> **Task requirements**:
Identify the lines that contain the string "finetuning" and copy all of them.

> **Given records**:
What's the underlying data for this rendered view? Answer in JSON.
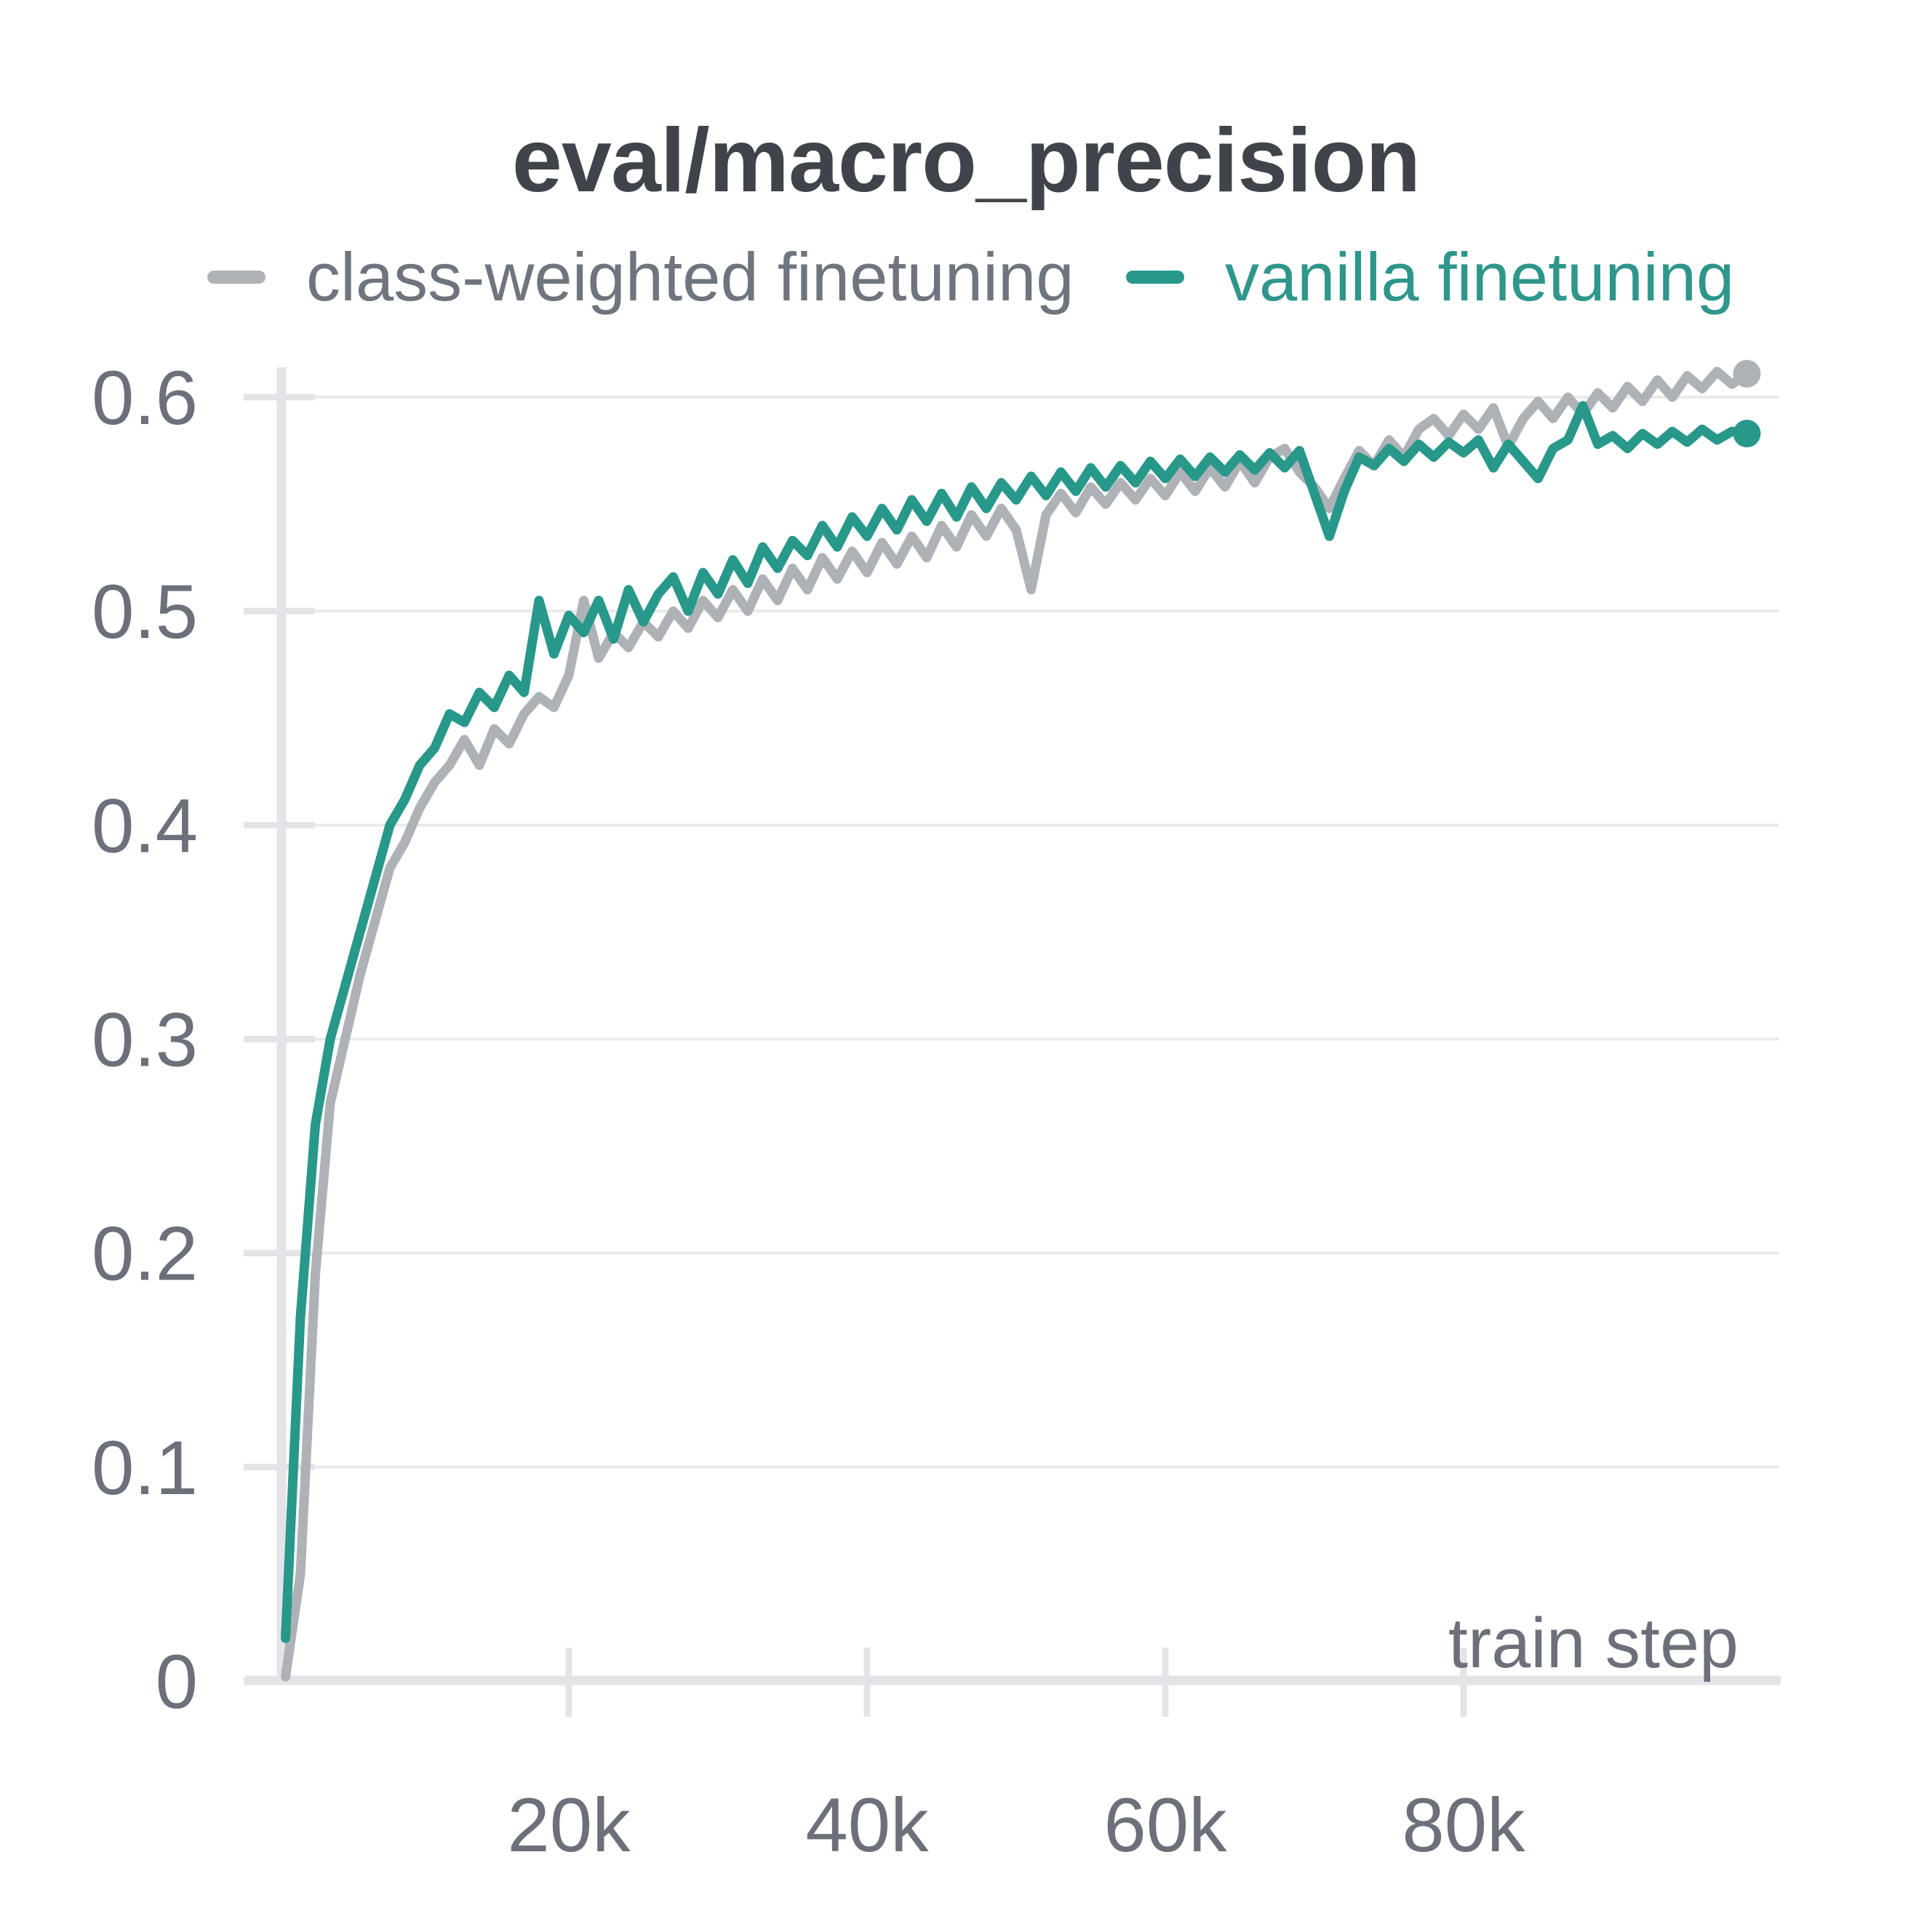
{
  "title": "eval/macro_precision",
  "legend": [
    {
      "label": "class-weighted finetuning",
      "color": "#aeb2b6",
      "text_color": "#6f757e"
    },
    {
      "label": "vanilla finetuning",
      "color": "#27988a",
      "text_color": "#2e968a"
    }
  ],
  "colors": {
    "title_text": "#3f444b",
    "tick_text": "#6b707a",
    "axis_label_text": "#6b707a",
    "grid": "#eaeaed",
    "axis": "#e4e4e8",
    "background": "#ffffff",
    "gray_series": "#aeb2b6",
    "teal_series": "#27988a"
  },
  "chart_data": {
    "type": "line",
    "title": "eval/macro_precision",
    "xlabel": "train step",
    "ylabel": "",
    "xlim": [
      0,
      100000
    ],
    "ylim": [
      0,
      0.62
    ],
    "grid": true,
    "legend_position": "top-left",
    "xticks": [
      {
        "value": 20000,
        "label": "20k"
      },
      {
        "value": 40000,
        "label": "40k"
      },
      {
        "value": 60000,
        "label": "60k"
      },
      {
        "value": 80000,
        "label": "80k"
      }
    ],
    "yticks": [
      {
        "value": 0,
        "label": "0"
      },
      {
        "value": 0.1,
        "label": "0.1"
      },
      {
        "value": 0.2,
        "label": "0.2"
      },
      {
        "value": 0.3,
        "label": "0.3"
      },
      {
        "value": 0.4,
        "label": "0.4"
      },
      {
        "value": 0.5,
        "label": "0.5"
      },
      {
        "value": 0.6,
        "label": "0.6"
      }
    ],
    "series": [
      {
        "name": "class-weighted finetuning",
        "color": "#aeb2b6",
        "end_marker": true,
        "final_value": 0.611,
        "x": [
          1000,
          2000,
          3000,
          4000,
          5000,
          6000,
          7000,
          8000,
          9000,
          10000,
          11000,
          12000,
          13000,
          14000,
          15000,
          16000,
          17000,
          18000,
          19000,
          20000,
          21000,
          22000,
          23000,
          24000,
          25000,
          26000,
          27000,
          28000,
          29000,
          30000,
          31000,
          32000,
          33000,
          34000,
          35000,
          36000,
          37000,
          38000,
          39000,
          40000,
          41000,
          42000,
          43000,
          44000,
          45000,
          46000,
          47000,
          48000,
          49000,
          50000,
          51000,
          52000,
          53000,
          54000,
          55000,
          56000,
          57000,
          58000,
          59000,
          60000,
          61000,
          62000,
          63000,
          64000,
          65000,
          66000,
          67000,
          68000,
          69000,
          70000,
          71000,
          72000,
          73000,
          74000,
          75000,
          76000,
          77000,
          78000,
          79000,
          80000,
          81000,
          82000,
          83000,
          84000,
          85000,
          86000,
          87000,
          88000,
          89000,
          90000,
          91000,
          92000,
          93000,
          94000,
          95000,
          96000,
          97000,
          98000,
          99000
        ],
        "y": [
          0.002,
          0.05,
          0.19,
          0.27,
          0.3,
          0.33,
          0.355,
          0.38,
          0.392,
          0.408,
          0.42,
          0.428,
          0.44,
          0.428,
          0.445,
          0.438,
          0.452,
          0.46,
          0.455,
          0.47,
          0.505,
          0.478,
          0.49,
          0.483,
          0.495,
          0.488,
          0.5,
          0.492,
          0.505,
          0.497,
          0.51,
          0.5,
          0.515,
          0.505,
          0.52,
          0.51,
          0.525,
          0.515,
          0.528,
          0.518,
          0.532,
          0.522,
          0.535,
          0.525,
          0.54,
          0.53,
          0.545,
          0.535,
          0.548,
          0.538,
          0.51,
          0.545,
          0.555,
          0.546,
          0.558,
          0.55,
          0.56,
          0.552,
          0.562,
          0.554,
          0.565,
          0.556,
          0.567,
          0.558,
          0.57,
          0.56,
          0.572,
          0.576,
          0.565,
          0.558,
          0.548,
          0.562,
          0.575,
          0.568,
          0.58,
          0.572,
          0.585,
          0.59,
          0.582,
          0.592,
          0.585,
          0.595,
          0.577,
          0.59,
          0.598,
          0.59,
          0.6,
          0.592,
          0.602,
          0.595,
          0.605,
          0.598,
          0.608,
          0.6,
          0.61,
          0.604,
          0.612,
          0.606,
          0.611
        ]
      },
      {
        "name": "vanilla finetuning",
        "color": "#27988a",
        "end_marker": true,
        "final_value": 0.583,
        "x": [
          1000,
          2000,
          3000,
          4000,
          5000,
          6000,
          7000,
          8000,
          9000,
          10000,
          11000,
          12000,
          13000,
          14000,
          15000,
          16000,
          17000,
          18000,
          19000,
          20000,
          21000,
          22000,
          23000,
          24000,
          25000,
          26000,
          27000,
          28000,
          29000,
          30000,
          31000,
          32000,
          33000,
          34000,
          35000,
          36000,
          37000,
          38000,
          39000,
          40000,
          41000,
          42000,
          43000,
          44000,
          45000,
          46000,
          47000,
          48000,
          49000,
          50000,
          51000,
          52000,
          53000,
          54000,
          55000,
          56000,
          57000,
          58000,
          59000,
          60000,
          61000,
          62000,
          63000,
          64000,
          65000,
          66000,
          67000,
          68000,
          69000,
          70000,
          71000,
          72000,
          73000,
          74000,
          75000,
          76000,
          77000,
          78000,
          79000,
          80000,
          81000,
          82000,
          83000,
          84000,
          85000,
          86000,
          87000,
          88000,
          89000,
          90000,
          91000,
          92000,
          93000,
          94000,
          95000,
          96000,
          97000,
          98000,
          99000
        ],
        "y": [
          0.02,
          0.17,
          0.26,
          0.3,
          0.325,
          0.35,
          0.375,
          0.4,
          0.412,
          0.428,
          0.436,
          0.452,
          0.448,
          0.462,
          0.455,
          0.47,
          0.462,
          0.505,
          0.48,
          0.498,
          0.49,
          0.505,
          0.487,
          0.51,
          0.495,
          0.508,
          0.516,
          0.5,
          0.518,
          0.508,
          0.524,
          0.513,
          0.53,
          0.52,
          0.533,
          0.526,
          0.54,
          0.53,
          0.544,
          0.535,
          0.548,
          0.538,
          0.552,
          0.542,
          0.555,
          0.544,
          0.558,
          0.548,
          0.56,
          0.552,
          0.563,
          0.554,
          0.565,
          0.556,
          0.567,
          0.558,
          0.568,
          0.56,
          0.57,
          0.562,
          0.571,
          0.563,
          0.572,
          0.565,
          0.573,
          0.566,
          0.574,
          0.567,
          0.575,
          0.555,
          0.535,
          0.556,
          0.572,
          0.568,
          0.576,
          0.57,
          0.578,
          0.572,
          0.579,
          0.574,
          0.58,
          0.567,
          0.578,
          0.57,
          0.562,
          0.576,
          0.58,
          0.596,
          0.578,
          0.582,
          0.576,
          0.583,
          0.578,
          0.584,
          0.579,
          0.585,
          0.58,
          0.584,
          0.583
        ]
      }
    ]
  }
}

> **Solution**:
      "label": "class-weighted finetuning",
      "label": "vanilla finetuning",
        "name": "class-weighted finetuning",
        "name": "vanilla finetuning",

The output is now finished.